— What you have to do —
Return all of the data exactly as given.

Saved data entries:
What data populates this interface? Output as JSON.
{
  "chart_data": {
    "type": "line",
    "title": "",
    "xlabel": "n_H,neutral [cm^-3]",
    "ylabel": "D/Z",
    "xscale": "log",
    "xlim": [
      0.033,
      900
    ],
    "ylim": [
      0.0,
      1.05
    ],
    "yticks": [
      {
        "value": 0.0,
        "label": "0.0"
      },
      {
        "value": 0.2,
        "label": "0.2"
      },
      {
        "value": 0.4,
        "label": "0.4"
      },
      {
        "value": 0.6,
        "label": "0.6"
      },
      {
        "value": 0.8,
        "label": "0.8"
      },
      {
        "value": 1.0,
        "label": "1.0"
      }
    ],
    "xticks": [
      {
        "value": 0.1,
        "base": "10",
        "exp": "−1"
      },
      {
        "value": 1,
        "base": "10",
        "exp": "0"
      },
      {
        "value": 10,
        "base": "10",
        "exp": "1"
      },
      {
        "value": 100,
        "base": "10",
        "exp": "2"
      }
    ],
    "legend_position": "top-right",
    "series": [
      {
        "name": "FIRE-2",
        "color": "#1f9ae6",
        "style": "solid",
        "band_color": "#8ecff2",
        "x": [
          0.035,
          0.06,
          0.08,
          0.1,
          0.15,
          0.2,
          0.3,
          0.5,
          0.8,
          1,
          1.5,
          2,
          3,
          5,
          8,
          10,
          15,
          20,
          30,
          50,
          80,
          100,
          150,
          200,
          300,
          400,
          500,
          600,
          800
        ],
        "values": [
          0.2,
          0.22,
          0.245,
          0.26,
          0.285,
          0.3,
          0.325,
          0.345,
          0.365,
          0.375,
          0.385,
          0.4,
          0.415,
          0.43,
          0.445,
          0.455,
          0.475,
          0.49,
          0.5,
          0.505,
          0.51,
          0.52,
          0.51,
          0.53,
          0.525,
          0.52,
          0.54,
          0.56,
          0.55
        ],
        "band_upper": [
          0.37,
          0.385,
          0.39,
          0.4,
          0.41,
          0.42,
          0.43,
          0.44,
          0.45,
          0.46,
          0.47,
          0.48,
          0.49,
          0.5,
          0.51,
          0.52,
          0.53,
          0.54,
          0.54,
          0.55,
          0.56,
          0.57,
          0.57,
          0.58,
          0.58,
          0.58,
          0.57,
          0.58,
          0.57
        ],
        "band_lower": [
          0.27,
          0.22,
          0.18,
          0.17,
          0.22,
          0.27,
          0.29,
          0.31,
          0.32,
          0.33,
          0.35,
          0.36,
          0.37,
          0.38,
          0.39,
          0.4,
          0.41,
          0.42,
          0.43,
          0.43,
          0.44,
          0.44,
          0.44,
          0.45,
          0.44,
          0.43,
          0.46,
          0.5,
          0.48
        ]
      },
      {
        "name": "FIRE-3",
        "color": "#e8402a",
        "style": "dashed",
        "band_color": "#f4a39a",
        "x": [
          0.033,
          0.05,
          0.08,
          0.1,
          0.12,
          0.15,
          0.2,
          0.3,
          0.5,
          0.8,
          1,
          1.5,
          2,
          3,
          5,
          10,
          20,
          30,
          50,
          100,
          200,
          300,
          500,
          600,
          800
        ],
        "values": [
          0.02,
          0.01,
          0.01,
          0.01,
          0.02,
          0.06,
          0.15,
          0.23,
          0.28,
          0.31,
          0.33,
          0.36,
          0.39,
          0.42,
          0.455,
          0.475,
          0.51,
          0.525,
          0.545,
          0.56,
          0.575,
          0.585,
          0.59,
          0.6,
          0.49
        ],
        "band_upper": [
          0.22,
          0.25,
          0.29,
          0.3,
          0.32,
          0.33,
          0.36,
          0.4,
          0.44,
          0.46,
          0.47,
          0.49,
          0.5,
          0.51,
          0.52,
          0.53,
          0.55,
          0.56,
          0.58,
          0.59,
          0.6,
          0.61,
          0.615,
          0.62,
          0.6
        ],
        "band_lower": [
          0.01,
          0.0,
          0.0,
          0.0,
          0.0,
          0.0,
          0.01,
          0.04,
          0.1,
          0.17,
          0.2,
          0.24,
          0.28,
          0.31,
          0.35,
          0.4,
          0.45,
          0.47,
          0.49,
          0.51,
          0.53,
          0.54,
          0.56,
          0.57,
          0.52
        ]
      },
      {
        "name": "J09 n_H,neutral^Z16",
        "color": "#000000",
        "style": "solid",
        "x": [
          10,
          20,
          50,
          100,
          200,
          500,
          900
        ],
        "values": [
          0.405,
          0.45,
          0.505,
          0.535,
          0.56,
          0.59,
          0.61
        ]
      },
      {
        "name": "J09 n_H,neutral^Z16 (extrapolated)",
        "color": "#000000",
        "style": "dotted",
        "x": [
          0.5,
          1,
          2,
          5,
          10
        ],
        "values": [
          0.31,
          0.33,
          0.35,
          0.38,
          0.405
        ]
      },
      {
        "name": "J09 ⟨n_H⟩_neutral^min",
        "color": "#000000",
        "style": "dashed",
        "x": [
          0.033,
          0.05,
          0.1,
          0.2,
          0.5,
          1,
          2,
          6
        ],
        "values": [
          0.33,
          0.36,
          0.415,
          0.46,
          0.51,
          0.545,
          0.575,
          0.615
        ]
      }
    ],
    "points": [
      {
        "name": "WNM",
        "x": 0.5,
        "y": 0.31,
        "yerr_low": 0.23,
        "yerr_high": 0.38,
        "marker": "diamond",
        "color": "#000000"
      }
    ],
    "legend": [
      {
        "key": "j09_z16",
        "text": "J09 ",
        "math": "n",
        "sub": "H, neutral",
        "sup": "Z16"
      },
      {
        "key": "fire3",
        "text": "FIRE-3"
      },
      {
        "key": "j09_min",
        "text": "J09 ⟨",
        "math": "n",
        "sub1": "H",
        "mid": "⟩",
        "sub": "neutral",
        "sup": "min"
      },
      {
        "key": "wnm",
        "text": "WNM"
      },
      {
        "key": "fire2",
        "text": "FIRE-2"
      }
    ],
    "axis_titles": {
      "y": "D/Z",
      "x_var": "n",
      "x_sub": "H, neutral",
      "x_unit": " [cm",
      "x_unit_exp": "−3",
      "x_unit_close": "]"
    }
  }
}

— Task response —
What data populates this interface? Output as JSON.
{
  "chart_data": {
    "type": "line",
    "title": "",
    "xlabel": "n_H,neutral [cm^-3]",
    "ylabel": "D/Z",
    "xscale": "log",
    "xlim": [
      0.033,
      900
    ],
    "ylim": [
      0.0,
      1.05
    ],
    "yticks": [
      {
        "value": 0.0,
        "label": "0.0"
      },
      {
        "value": 0.2,
        "label": "0.2"
      },
      {
        "value": 0.4,
        "label": "0.4"
      },
      {
        "value": 0.6,
        "label": "0.6"
      },
      {
        "value": 0.8,
        "label": "0.8"
      },
      {
        "value": 1.0,
        "label": "1.0"
      }
    ],
    "xticks": [
      {
        "value": 0.1,
        "base": "10",
        "exp": "−1"
      },
      {
        "value": 1,
        "base": "10",
        "exp": "0"
      },
      {
        "value": 10,
        "base": "10",
        "exp": "1"
      },
      {
        "value": 100,
        "base": "10",
        "exp": "2"
      }
    ],
    "legend_position": "top-right",
    "series": [
      {
        "name": "FIRE-2",
        "color": "#1f9ae6",
        "style": "solid",
        "band_color": "#8ecff2",
        "x": [
          0.035,
          0.06,
          0.08,
          0.1,
          0.15,
          0.2,
          0.3,
          0.5,
          0.8,
          1,
          1.5,
          2,
          3,
          5,
          8,
          10,
          15,
          20,
          30,
          50,
          80,
          100,
          150,
          200,
          300,
          400,
          500,
          600,
          800
        ],
        "values": [
          0.2,
          0.22,
          0.245,
          0.26,
          0.285,
          0.3,
          0.325,
          0.345,
          0.365,
          0.375,
          0.385,
          0.4,
          0.415,
          0.43,
          0.445,
          0.455,
          0.475,
          0.49,
          0.5,
          0.505,
          0.51,
          0.52,
          0.51,
          0.53,
          0.525,
          0.52,
          0.54,
          0.56,
          0.55
        ],
        "band_upper": [
          0.37,
          0.385,
          0.39,
          0.4,
          0.41,
          0.42,
          0.43,
          0.44,
          0.45,
          0.46,
          0.47,
          0.48,
          0.49,
          0.5,
          0.51,
          0.52,
          0.53,
          0.54,
          0.54,
          0.55,
          0.56,
          0.57,
          0.57,
          0.58,
          0.58,
          0.58,
          0.57,
          0.58,
          0.57
        ],
        "band_lower": [
          0.27,
          0.22,
          0.18,
          0.17,
          0.22,
          0.27,
          0.29,
          0.31,
          0.32,
          0.33,
          0.35,
          0.36,
          0.37,
          0.38,
          0.39,
          0.4,
          0.41,
          0.42,
          0.43,
          0.43,
          0.44,
          0.44,
          0.44,
          0.45,
          0.44,
          0.43,
          0.46,
          0.5,
          0.48
        ]
      },
      {
        "name": "FIRE-3",
        "color": "#e8402a",
        "style": "dashed",
        "band_color": "#f4a39a",
        "x": [
          0.033,
          0.05,
          0.08,
          0.1,
          0.12,
          0.15,
          0.2,
          0.3,
          0.5,
          0.8,
          1,
          1.5,
          2,
          3,
          5,
          10,
          20,
          30,
          50,
          100,
          200,
          300,
          500,
          600,
          800
        ],
        "values": [
          0.02,
          0.01,
          0.01,
          0.01,
          0.02,
          0.06,
          0.15,
          0.23,
          0.28,
          0.31,
          0.33,
          0.36,
          0.39,
          0.42,
          0.455,
          0.475,
          0.51,
          0.525,
          0.545,
          0.56,
          0.575,
          0.585,
          0.59,
          0.6,
          0.49
        ],
        "band_upper": [
          0.22,
          0.25,
          0.29,
          0.3,
          0.32,
          0.33,
          0.36,
          0.4,
          0.44,
          0.46,
          0.47,
          0.49,
          0.5,
          0.51,
          0.52,
          0.53,
          0.55,
          0.56,
          0.58,
          0.59,
          0.6,
          0.61,
          0.615,
          0.62,
          0.6
        ],
        "band_lower": [
          0.01,
          0.0,
          0.0,
          0.0,
          0.0,
          0.0,
          0.01,
          0.04,
          0.1,
          0.17,
          0.2,
          0.24,
          0.28,
          0.31,
          0.35,
          0.4,
          0.45,
          0.47,
          0.49,
          0.51,
          0.53,
          0.54,
          0.56,
          0.57,
          0.52
        ]
      },
      {
        "name": "J09 n_H,neutral^Z16",
        "color": "#000000",
        "style": "solid",
        "x": [
          10,
          20,
          50,
          100,
          200,
          500,
          900
        ],
        "values": [
          0.405,
          0.45,
          0.505,
          0.535,
          0.56,
          0.59,
          0.61
        ]
      },
      {
        "name": "J09 n_H,neutral^Z16 (extrapolated)",
        "color": "#000000",
        "style": "dotted",
        "x": [
          0.5,
          1,
          2,
          5,
          10
        ],
        "values": [
          0.31,
          0.33,
          0.35,
          0.38,
          0.405
        ]
      },
      {
        "name": "J09 ⟨n_H⟩_neutral^min",
        "color": "#000000",
        "style": "dashed",
        "x": [
          0.033,
          0.05,
          0.1,
          0.2,
          0.5,
          1,
          2,
          6
        ],
        "values": [
          0.33,
          0.36,
          0.415,
          0.46,
          0.51,
          0.545,
          0.575,
          0.615
        ]
      }
    ],
    "points": [
      {
        "name": "WNM",
        "x": 0.5,
        "y": 0.31,
        "yerr_low": 0.23,
        "yerr_high": 0.38,
        "marker": "diamond",
        "color": "#000000"
      }
    ],
    "legend": [
      {
        "key": "j09_z16",
        "text": "J09 ",
        "math": "n",
        "sub": "H, neutral",
        "sup": "Z16"
      },
      {
        "key": "fire3",
        "text": "FIRE-3"
      },
      {
        "key": "j09_min",
        "text": "J09 ⟨",
        "math": "n",
        "sub1": "H",
        "mid": "⟩",
        "sub": "neutral",
        "sup": "min"
      },
      {
        "key": "wnm",
        "text": "WNM"
      },
      {
        "key": "fire2",
        "text": "FIRE-2"
      }
    ],
    "axis_titles": {
      "y": "D/Z",
      "x_var": "n",
      "x_sub": "H, neutral",
      "x_unit": " [cm",
      "x_unit_exp": "−3",
      "x_unit_close": "]"
    }
  }
}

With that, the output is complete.